TASK BRIEF —
Please recast the lines of this data as a numbered list, leaving out any blank lines.

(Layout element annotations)
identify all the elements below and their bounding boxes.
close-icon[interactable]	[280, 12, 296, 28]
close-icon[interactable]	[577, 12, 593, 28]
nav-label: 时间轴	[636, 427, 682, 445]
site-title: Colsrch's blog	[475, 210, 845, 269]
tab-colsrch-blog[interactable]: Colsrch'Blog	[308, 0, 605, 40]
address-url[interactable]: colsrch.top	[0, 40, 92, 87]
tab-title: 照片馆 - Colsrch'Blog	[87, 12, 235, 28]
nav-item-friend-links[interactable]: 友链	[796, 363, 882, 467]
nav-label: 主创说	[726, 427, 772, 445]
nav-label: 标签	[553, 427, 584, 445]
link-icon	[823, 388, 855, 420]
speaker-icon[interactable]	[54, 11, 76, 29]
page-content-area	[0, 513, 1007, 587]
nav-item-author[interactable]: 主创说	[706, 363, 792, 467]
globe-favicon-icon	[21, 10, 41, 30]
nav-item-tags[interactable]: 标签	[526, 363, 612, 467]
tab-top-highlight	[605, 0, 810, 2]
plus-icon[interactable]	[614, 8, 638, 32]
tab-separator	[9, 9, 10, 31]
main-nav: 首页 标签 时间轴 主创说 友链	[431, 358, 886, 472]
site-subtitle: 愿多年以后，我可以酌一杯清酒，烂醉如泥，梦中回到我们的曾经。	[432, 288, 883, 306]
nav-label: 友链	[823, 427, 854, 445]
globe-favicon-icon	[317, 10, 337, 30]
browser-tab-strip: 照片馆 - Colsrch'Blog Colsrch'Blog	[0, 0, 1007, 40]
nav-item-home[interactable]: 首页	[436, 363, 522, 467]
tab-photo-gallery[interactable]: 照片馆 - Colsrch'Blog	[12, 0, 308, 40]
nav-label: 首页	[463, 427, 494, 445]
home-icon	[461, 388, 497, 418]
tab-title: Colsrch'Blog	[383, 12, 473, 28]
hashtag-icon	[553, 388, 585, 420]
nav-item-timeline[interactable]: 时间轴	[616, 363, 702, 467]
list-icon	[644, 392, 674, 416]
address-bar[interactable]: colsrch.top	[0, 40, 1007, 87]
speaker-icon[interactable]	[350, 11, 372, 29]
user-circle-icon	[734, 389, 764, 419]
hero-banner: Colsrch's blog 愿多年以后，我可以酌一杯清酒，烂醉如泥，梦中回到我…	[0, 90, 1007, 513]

ANSWER FOR THIS EXERCISE —
1. identify all the elements below and their bounding boxes.
2. close-icon[interactable]	[280, 12, 296, 28]
3. close-icon[interactable]	[577, 12, 593, 28]
4. nav-label: 时间轴	[636, 427, 682, 445]
5. site-title: Colsrch's blog	[475, 210, 845, 269]
6. tab-colsrch-blog[interactable]: Colsrch'Blog	[308, 0, 605, 40]
7. address-url[interactable]: colsrch.top	[0, 40, 92, 87]
8. tab-title: 照片馆 - Colsrch'Blog	[87, 12, 235, 28]
9. nav-item-friend-links[interactable]: 友链	[796, 363, 882, 467]
10. nav-label: 主创说	[726, 427, 772, 445]
11. nav-label: 标签	[553, 427, 584, 445]
12. link-icon	[823, 388, 855, 420]
13. speaker-icon[interactable]	[54, 11, 76, 29]
14. page-content-area	[0, 513, 1007, 587]
15. nav-item-author[interactable]: 主创说	[706, 363, 792, 467]
16. globe-favicon-icon	[21, 10, 41, 30]
17. nav-item-tags[interactable]: 标签	[526, 363, 612, 467]
18. tab-top-highlight	[605, 0, 810, 2]
19. plus-icon[interactable]	[614, 8, 638, 32]
20. tab-separator	[9, 9, 10, 31]
21. main-nav: 首页 标签 时间轴 主创说 友链	[431, 358, 886, 472]
22. site-subtitle: 愿多年以后，我可以酌一杯清酒，烂醉如泥，梦中回到我们的曾经。	[432, 288, 883, 306]
23. nav-label: 友链	[823, 427, 854, 445]
24. globe-favicon-icon	[317, 10, 337, 30]
25. browser-tab-strip: 照片馆 - Colsrch'Blog Colsrch'Blog	[0, 0, 1007, 40]
26. nav-item-home[interactable]: 首页	[436, 363, 522, 467]
27. tab-photo-gallery[interactable]: 照片馆 - Colsrch'Blog	[12, 0, 308, 40]
28. nav-label: 首页	[463, 427, 494, 445]
29. home-icon	[461, 388, 497, 418]
30. tab-title: Colsrch'Blog	[383, 12, 473, 28]
31. hashtag-icon	[553, 388, 585, 420]
32. nav-item-timeline[interactable]: 时间轴	[616, 363, 702, 467]
33. list-icon	[644, 392, 674, 416]
34. address-bar[interactable]: colsrch.top	[0, 40, 1007, 87]
35. speaker-icon[interactable]	[350, 11, 372, 29]
36. user-circle-icon	[734, 389, 764, 419]
37. hero-banner: Colsrch's blog 愿多年以后，我可以酌一杯清酒，烂醉如泥，梦中回到我…	[0, 90, 1007, 513]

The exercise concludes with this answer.